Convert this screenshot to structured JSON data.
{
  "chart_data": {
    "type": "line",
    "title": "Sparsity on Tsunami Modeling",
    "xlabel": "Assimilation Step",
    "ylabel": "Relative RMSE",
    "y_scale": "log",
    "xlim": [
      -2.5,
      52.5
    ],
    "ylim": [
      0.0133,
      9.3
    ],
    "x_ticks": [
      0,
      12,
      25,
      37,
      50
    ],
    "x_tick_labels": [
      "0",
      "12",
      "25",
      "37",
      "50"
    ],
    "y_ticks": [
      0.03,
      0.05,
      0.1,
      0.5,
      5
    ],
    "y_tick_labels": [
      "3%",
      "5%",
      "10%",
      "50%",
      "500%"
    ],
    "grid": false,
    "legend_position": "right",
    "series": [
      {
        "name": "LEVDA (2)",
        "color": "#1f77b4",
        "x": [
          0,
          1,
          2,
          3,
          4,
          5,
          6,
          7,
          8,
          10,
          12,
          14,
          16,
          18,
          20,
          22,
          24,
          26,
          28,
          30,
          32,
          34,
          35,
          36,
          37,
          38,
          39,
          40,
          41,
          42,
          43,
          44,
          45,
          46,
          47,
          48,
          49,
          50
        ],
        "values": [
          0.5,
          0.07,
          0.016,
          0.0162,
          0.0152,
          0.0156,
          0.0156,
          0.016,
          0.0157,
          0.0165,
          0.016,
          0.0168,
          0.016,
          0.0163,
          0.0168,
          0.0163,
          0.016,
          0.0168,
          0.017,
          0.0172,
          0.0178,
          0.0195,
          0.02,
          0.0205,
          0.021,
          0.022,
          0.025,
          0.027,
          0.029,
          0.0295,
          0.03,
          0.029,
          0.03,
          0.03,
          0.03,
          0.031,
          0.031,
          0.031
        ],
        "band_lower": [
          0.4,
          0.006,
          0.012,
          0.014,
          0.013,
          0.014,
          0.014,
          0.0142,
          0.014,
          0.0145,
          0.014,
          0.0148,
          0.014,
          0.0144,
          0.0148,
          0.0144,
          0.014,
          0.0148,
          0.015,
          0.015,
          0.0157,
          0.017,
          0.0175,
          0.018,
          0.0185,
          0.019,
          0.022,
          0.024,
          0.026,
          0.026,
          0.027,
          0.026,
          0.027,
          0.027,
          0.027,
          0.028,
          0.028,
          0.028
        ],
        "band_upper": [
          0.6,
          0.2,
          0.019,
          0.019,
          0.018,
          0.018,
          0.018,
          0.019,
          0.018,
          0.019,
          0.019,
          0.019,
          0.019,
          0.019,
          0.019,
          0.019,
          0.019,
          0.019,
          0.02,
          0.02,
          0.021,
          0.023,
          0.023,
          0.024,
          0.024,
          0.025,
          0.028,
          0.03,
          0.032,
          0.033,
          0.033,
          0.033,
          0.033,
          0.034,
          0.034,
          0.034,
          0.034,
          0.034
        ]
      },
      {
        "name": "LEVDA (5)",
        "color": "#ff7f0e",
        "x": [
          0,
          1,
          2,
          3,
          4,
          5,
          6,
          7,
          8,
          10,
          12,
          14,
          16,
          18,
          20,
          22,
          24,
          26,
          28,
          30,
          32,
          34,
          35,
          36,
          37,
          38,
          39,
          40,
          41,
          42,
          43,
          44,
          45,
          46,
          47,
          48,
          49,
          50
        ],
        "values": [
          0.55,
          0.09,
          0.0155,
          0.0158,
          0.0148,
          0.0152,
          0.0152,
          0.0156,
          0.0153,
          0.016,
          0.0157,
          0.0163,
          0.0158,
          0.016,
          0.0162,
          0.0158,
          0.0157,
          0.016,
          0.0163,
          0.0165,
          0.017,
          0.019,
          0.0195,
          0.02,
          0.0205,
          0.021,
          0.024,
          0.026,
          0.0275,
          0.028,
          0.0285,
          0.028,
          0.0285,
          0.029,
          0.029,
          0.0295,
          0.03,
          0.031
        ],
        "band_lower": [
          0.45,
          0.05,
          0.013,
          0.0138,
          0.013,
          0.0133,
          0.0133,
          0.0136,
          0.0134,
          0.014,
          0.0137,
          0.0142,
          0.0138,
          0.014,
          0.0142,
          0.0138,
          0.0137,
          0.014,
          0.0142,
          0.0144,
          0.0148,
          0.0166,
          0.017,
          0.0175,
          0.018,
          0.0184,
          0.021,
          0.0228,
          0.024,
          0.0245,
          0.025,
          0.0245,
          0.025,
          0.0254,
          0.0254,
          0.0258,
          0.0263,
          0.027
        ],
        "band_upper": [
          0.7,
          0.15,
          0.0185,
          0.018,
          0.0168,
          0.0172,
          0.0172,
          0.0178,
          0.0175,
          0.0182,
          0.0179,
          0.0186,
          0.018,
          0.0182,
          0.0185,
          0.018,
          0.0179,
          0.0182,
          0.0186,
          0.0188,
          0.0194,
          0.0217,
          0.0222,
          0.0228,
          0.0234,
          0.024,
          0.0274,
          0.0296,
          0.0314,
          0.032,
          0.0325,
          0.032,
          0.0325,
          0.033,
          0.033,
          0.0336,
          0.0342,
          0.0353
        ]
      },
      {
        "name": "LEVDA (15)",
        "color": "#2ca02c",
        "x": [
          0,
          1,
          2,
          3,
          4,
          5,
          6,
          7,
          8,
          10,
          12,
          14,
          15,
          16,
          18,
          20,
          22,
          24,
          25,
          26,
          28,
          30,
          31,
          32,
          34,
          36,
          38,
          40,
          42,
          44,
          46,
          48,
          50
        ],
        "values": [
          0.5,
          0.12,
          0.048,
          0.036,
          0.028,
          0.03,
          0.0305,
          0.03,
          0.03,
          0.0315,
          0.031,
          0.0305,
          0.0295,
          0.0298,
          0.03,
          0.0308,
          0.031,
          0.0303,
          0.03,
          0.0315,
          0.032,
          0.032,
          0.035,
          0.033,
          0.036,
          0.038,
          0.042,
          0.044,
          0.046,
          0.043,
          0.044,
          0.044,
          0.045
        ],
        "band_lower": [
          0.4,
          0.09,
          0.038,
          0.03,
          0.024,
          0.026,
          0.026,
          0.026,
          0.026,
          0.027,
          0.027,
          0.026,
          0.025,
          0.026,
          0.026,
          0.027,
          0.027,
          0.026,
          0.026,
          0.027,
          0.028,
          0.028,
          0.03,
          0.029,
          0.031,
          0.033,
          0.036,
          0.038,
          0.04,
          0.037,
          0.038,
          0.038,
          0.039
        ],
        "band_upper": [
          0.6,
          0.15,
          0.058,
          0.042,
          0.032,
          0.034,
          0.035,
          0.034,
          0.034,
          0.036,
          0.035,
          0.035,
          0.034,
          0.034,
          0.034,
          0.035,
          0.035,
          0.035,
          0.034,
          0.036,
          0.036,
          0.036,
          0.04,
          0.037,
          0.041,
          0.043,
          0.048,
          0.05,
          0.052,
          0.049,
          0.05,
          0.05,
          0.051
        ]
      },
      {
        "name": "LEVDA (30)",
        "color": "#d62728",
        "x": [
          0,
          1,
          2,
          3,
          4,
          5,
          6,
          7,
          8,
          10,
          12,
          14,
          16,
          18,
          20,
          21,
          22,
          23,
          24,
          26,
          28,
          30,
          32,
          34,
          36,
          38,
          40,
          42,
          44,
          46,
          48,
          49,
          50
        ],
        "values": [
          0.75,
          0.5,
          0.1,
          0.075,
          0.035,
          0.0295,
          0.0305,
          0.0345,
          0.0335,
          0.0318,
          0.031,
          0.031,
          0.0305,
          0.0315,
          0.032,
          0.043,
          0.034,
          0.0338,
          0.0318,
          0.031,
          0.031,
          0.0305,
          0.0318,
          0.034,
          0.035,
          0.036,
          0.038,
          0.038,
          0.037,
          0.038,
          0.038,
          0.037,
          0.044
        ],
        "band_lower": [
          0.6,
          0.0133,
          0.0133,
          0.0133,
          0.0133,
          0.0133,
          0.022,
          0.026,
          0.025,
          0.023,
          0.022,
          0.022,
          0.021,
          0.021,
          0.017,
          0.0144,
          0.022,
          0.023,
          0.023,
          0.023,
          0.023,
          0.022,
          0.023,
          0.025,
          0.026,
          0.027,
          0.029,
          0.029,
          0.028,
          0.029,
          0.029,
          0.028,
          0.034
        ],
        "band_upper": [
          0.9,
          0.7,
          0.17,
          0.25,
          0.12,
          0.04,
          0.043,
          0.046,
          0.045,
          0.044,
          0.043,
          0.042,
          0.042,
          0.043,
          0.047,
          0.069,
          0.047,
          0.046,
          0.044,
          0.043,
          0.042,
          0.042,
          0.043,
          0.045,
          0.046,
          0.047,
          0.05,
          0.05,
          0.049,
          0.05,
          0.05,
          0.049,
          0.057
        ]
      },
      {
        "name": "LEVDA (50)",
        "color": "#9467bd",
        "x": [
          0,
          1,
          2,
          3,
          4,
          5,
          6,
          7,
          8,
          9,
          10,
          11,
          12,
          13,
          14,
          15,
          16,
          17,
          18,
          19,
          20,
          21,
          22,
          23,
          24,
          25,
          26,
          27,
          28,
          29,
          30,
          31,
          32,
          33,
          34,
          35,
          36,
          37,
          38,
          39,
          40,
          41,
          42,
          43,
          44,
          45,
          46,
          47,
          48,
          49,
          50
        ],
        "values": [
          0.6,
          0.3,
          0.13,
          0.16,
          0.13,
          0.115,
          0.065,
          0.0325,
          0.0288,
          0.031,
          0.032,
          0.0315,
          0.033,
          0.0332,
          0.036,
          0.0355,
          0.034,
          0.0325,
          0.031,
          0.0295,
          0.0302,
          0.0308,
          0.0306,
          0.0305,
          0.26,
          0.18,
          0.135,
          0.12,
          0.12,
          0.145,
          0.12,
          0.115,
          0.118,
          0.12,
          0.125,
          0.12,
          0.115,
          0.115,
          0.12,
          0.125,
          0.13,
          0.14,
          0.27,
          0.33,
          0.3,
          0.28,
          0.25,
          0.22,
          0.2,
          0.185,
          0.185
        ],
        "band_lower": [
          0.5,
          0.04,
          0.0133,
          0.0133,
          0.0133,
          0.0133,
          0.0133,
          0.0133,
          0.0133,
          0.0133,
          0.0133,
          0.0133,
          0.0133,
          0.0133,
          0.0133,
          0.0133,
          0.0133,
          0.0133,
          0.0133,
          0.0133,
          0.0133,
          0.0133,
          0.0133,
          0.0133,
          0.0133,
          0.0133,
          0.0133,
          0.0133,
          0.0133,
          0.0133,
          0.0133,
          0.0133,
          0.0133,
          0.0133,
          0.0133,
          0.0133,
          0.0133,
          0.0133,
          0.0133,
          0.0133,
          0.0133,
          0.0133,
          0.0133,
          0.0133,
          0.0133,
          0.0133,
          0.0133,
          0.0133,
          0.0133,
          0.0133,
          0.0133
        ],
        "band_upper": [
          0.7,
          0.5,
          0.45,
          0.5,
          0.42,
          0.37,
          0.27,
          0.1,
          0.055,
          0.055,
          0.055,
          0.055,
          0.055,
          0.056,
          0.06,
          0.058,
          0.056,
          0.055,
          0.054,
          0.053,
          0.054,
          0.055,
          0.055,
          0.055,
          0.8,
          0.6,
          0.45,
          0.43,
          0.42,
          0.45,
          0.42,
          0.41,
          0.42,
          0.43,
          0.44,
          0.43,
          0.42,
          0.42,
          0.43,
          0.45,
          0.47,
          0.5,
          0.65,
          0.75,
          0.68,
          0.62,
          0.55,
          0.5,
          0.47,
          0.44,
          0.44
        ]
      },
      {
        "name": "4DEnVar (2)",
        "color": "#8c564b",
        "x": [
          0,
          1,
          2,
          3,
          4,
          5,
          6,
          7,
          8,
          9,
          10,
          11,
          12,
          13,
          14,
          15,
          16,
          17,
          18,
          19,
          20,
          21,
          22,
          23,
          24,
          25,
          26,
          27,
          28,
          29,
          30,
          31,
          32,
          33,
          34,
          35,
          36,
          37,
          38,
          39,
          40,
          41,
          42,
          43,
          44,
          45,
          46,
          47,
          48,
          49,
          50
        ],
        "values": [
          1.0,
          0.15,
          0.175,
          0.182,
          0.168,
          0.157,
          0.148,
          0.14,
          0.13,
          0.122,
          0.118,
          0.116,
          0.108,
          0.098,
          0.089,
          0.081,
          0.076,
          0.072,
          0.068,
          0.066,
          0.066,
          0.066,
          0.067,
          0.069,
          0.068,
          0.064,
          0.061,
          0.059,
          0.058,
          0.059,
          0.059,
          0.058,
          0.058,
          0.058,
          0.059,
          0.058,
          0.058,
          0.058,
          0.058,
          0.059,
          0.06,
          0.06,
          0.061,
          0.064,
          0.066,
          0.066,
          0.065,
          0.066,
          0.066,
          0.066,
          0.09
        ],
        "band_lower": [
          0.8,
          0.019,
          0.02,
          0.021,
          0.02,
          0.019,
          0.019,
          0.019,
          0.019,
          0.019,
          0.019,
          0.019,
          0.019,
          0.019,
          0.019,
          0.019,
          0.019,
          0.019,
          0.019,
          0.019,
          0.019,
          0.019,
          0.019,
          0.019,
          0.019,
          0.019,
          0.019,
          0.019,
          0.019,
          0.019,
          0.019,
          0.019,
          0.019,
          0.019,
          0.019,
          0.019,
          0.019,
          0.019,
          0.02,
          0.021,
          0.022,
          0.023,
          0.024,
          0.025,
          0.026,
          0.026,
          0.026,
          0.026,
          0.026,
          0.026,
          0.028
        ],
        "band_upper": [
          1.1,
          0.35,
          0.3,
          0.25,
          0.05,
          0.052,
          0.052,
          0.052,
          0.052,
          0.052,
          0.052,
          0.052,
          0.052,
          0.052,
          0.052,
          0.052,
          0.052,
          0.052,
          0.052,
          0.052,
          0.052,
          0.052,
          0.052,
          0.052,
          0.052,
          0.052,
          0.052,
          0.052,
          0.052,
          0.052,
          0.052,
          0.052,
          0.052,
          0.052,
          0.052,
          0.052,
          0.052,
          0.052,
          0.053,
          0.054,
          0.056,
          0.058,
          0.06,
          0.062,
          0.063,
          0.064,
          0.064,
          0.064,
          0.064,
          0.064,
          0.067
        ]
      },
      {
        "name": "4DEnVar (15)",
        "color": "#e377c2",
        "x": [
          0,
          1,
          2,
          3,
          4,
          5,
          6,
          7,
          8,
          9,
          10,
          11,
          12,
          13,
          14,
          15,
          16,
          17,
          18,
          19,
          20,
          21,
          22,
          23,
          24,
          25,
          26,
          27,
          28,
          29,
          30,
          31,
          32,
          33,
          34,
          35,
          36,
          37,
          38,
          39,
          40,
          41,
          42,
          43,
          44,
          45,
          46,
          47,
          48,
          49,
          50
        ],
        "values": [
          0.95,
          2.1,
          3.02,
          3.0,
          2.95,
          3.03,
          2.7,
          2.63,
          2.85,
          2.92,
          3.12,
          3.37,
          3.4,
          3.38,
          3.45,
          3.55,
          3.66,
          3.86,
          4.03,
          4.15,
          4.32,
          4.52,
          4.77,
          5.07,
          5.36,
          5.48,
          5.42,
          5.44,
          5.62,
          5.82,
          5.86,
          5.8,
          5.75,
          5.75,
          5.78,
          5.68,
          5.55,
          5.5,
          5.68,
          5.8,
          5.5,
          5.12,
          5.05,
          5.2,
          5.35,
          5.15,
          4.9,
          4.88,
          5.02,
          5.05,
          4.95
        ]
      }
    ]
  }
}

***

### EXERCISE DESCRIPTION
Copy all lines from the listing that contain "color".

### ANSWER FOR THE TASK
        "color": "#1f77b4",
        "color": "#ff7f0e",
        "color": "#2ca02c",
        "color": "#d62728",
        "color": "#9467bd",
        "color": "#8c564b",
        "color": "#e377c2",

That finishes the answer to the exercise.